[start]
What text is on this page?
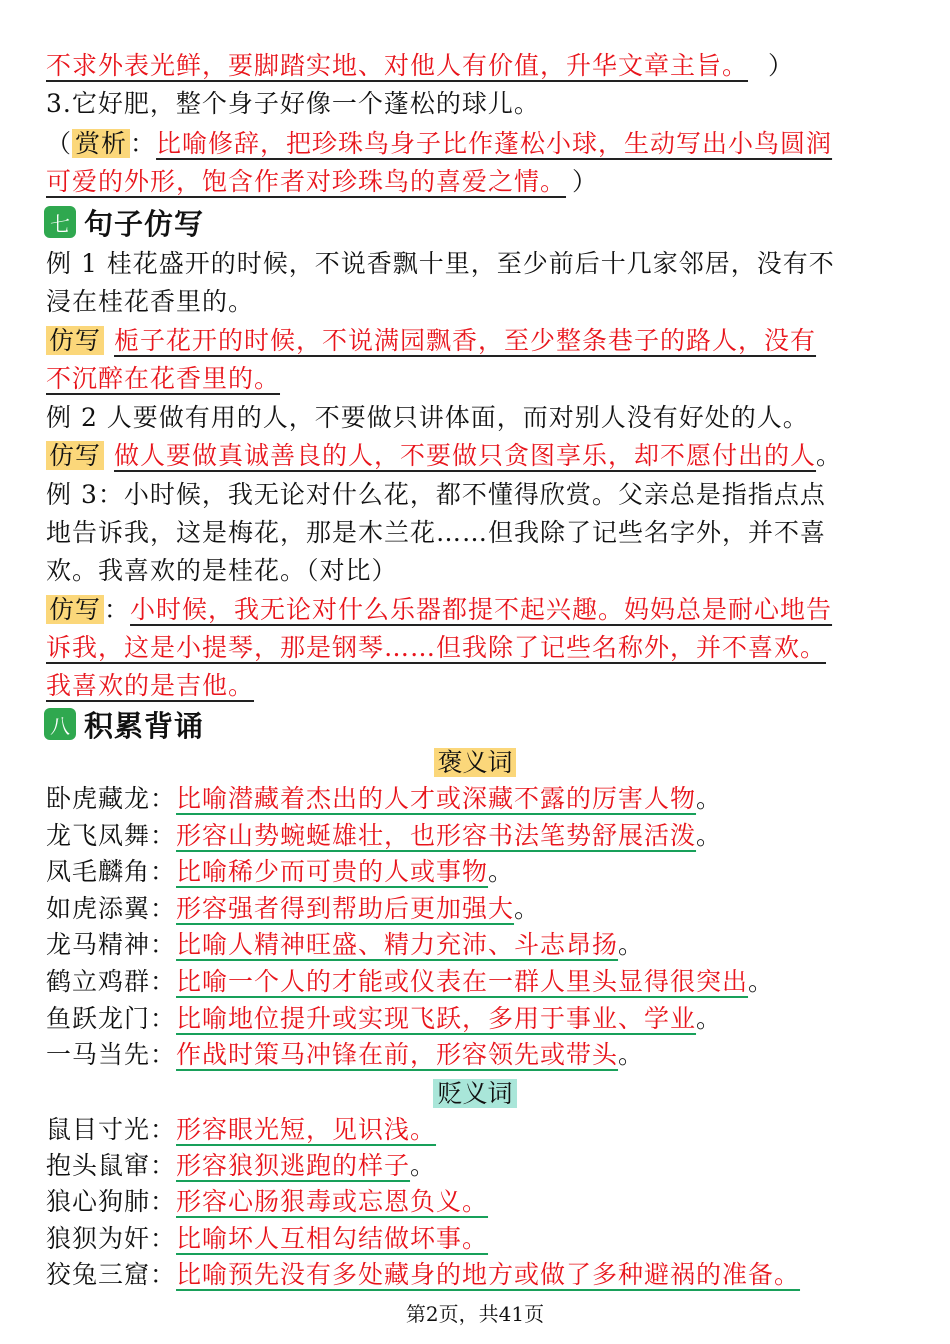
不求外表光鲜，要脚踏实地、对他人有价值，升华文章主旨。 ）
3.它好肥，整个身子好像一个蓬松的球儿。
（ 赏析 ：比喻修辞，把珍珠鸟身子比作蓬松小球，生动写出小鸟圆润
可爱的外形，饱含作者对珍珠鸟的喜爱之情。 ）
七 句子仿写
例 1 桂花盛开的时候，不说香飘十里，至少前后十几家邻居，没有不
浸在桂花香里的。
仿写 栀子花开的时候，不说满园飘香，至少整条巷子的路人，没有
不沉醉在花香里的。
例 2 人要做有用的人，不要做只讲体面，而对别人没有好处的人。
仿写 做人要做真诚善良的人，不要做只贪图享乐，却不愿付出的人。
例 3：小时候，我无论对什么花，都不懂得欣赏。父亲总是指指点点
地告诉我，这是梅花，那是木兰花……但我除了记些名字外，并不喜
欢。我喜欢的是桂花。（对比）
仿写 ：小时候，我无论对什么乐器都提不起兴趣。妈妈总是耐心地告
诉我，这是小提琴，那是钢琴……但我除了记些名称外，并不喜欢。
我喜欢的是吉他。
八 积累背诵
褒义词
卧虎藏龙：比喻潜藏着杰出的人才或深藏不露的厉害人物。
龙飞凤舞：形容山势蜿蜒雄壮，也形容书法笔势舒展活泼。
凤毛麟角：比喻稀少而可贵的人或事物。
如虎添翼：形容强者得到帮助后更加强大。
龙马精神：比喻人精神旺盛、精力充沛、斗志昂扬。
鹤立鸡群：比喻一个人的才能或仪表在一群人里头显得很突出。
鱼跃龙门：比喻地位提升或实现飞跃，多用于事业、学业。
一马当先：作战时策马冲锋在前，形容领先或带头。
贬义词
鼠目寸光：形容眼光短，见识浅。
抱头鼠窜：形容狼狈逃跑的样子。
狼心狗肺：形容心肠狠毒或忘恩负义。
狼狈为奸：比喻坏人互相勾结做坏事。
狡兔三窟：比喻预先没有多处藏身的地方或做了多种避祸的准备。
第2页，共41页
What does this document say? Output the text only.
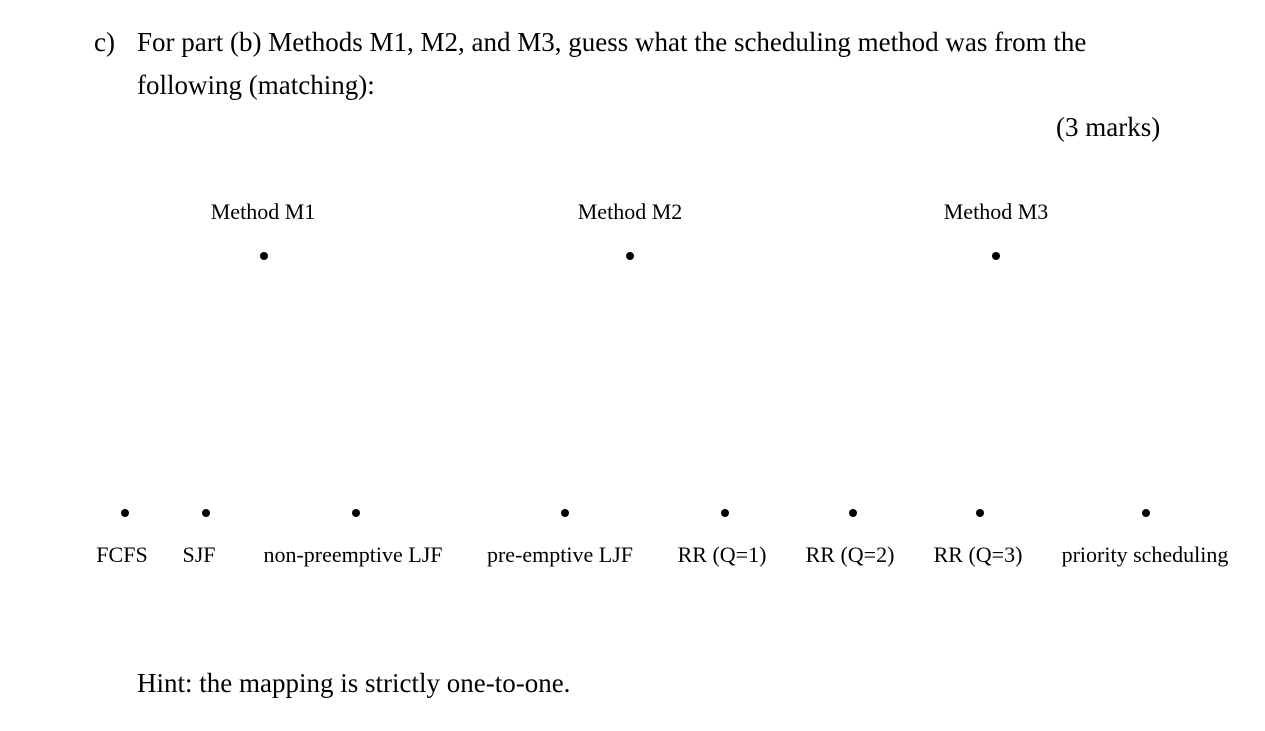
c) For part (b) Methods M1, M2, and M3, guess what the scheduling method was from the
following (matching):
(3 marks)
Method M1	Method M2	Method M3
FCFS SJF non-preemptive LJF pre-emptive LJF RR (Q=1) RR (Q=2) RR (Q=3) priority scheduling
Hint: the mapping is strictly one-to-one.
[end]
Copy out every line of the material above that mentions the word "scheduling".

**EXERCISE SOLUTION:**
c) For part (b) Methods M1, M2, and M3, guess what the scheduling method was from the
FCFS SJF non-preemptive LJF pre-emptive LJF RR (Q=1) RR (Q=2) RR (Q=3) priority scheduling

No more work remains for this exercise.